**Directions for this task**
Quote the listing below in its entirety, omitting every image.

**Stored data**
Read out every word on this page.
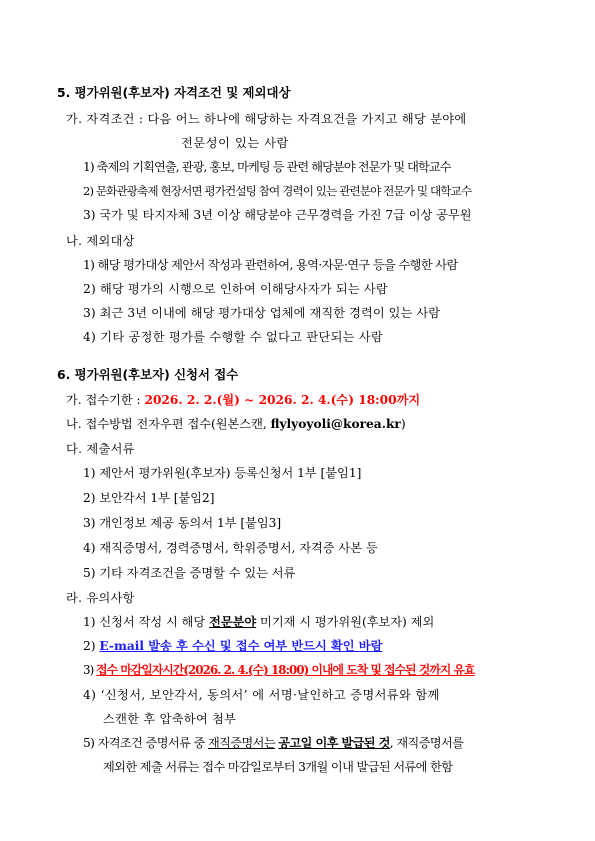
5. 평가위원(후보자) 자격조건 및 제외대상
가. 자격조건 : 다음 어느 하나에 해당하는 자격요건을 가지고 해당 분야에
전문성이 있는 사람
1) 축제의 기획연출, 관광, 홍보, 마케팅 등 관련 해당분야 전문가 및 대학교수
2) 문화관광축제 현장서면 평가컨설팅 참여 경력이 있는 관련분야 전문가 및 대학교수
3) 국가 및 타지자체 3년 이상 해당분야 근무경력을 가진 7급 이상 공무원
나. 제외대상
1) 해당 평가대상 제안서 작성과 관련하여, 용역·자문·연구 등을 수행한 사람
2) 해당 평가의 시행으로 인하여 이해당사자가 되는 사람
3) 최근 3년 이내에 해당 평가대상 업체에 재직한 경력이 있는 사람
4) 기타 공정한 평가를 수행할 수 없다고 판단되는 사람
6. 평가위원(후보자) 신청서 접수
가. 접수기한 : 2026. 2. 2.(월) ~ 2026. 2. 4.(수) 18:00까지
나. 접수방법 전자우편 접수(원본스캔, flylyoyoli@korea.kr)
다. 제출서류
1) 제안서 평가위원(후보자) 등록신청서 1부 [붙임1]
2) 보안각서 1부 [붙임2]
3) 개인정보 제공 동의서 1부 [붙임3]
4) 재직증명서, 경력증명서, 학위증명서, 자격증 사본 등
5) 기타 자격조건을 증명할 수 있는 서류
라. 유의사항
1) 신청서 작성 시 해당 전문분야 미기재 시 평가위원(후보자) 제외
2) E-mail 발송 후 수신 및 접수 여부 반드시 확인 바람
3) 접수 마감일자시간(2026. 2. 4.(수) 18:00) 이내에 도착 및 접수된 것까지 유효
4) ‘신청서, 보안각서, 동의서’ 에 서명·날인하고 증명서류와 함께
스캔한 후 압축하여 첨부
5) 자격조건 증명서류 중 재직증명서는 공고일 이후 발급된 것, 재직증명서를
제외한 제출 서류는 접수 마감일로부터 3개월 이내 발급된 서류에 한함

**The result**
Read out every word on this page.
5. 평가위원(후보자) 자격조건 및 제외대상
가. 자격조건 : 다음 어느 하나에 해당하는 자격요건을 가지고 해당 분야에
전문성이 있는 사람
1) 축제의 기획연출, 관광, 홍보, 마케팅 등 관련 해당분야 전문가 및 대학교수
2) 문화관광축제 현장서면 평가컨설팅 참여 경력이 있는 관련분야 전문가 및 대학교수
3) 국가 및 타지자체 3년 이상 해당분야 근무경력을 가진 7급 이상 공무원
나. 제외대상
1) 해당 평가대상 제안서 작성과 관련하여, 용역·자문·연구 등을 수행한 사람
2) 해당 평가의 시행으로 인하여 이해당사자가 되는 사람
3) 최근 3년 이내에 해당 평가대상 업체에 재직한 경력이 있는 사람
4) 기타 공정한 평가를 수행할 수 없다고 판단되는 사람
6. 평가위원(후보자) 신청서 접수
가. 접수기한 : 2026. 2. 2.(월) ~ 2026. 2. 4.(수) 18:00까지
나. 접수방법 전자우편 접수(원본스캔, flylyoyoli@korea.kr)
다. 제출서류
1) 제안서 평가위원(후보자) 등록신청서 1부 [붙임1]
2) 보안각서 1부 [붙임2]
3) 개인정보 제공 동의서 1부 [붙임3]
4) 재직증명서, 경력증명서, 학위증명서, 자격증 사본 등
5) 기타 자격조건을 증명할 수 있는 서류
라. 유의사항
1) 신청서 작성 시 해당 전문분야 미기재 시 평가위원(후보자) 제외
2) E-mail 발송 후 수신 및 접수 여부 반드시 확인 바람
3) 접수 마감일자시간(2026. 2. 4.(수) 18:00) 이내에 도착 및 접수된 것까지 유효
4) ‘신청서, 보안각서, 동의서’ 에 서명·날인하고 증명서류와 함께
스캔한 후 압축하여 첨부
5) 자격조건 증명서류 중 재직증명서는 공고일 이후 발급된 것, 재직증명서를
제외한 제출 서류는 접수 마감일로부터 3개월 이내 발급된 서류에 한함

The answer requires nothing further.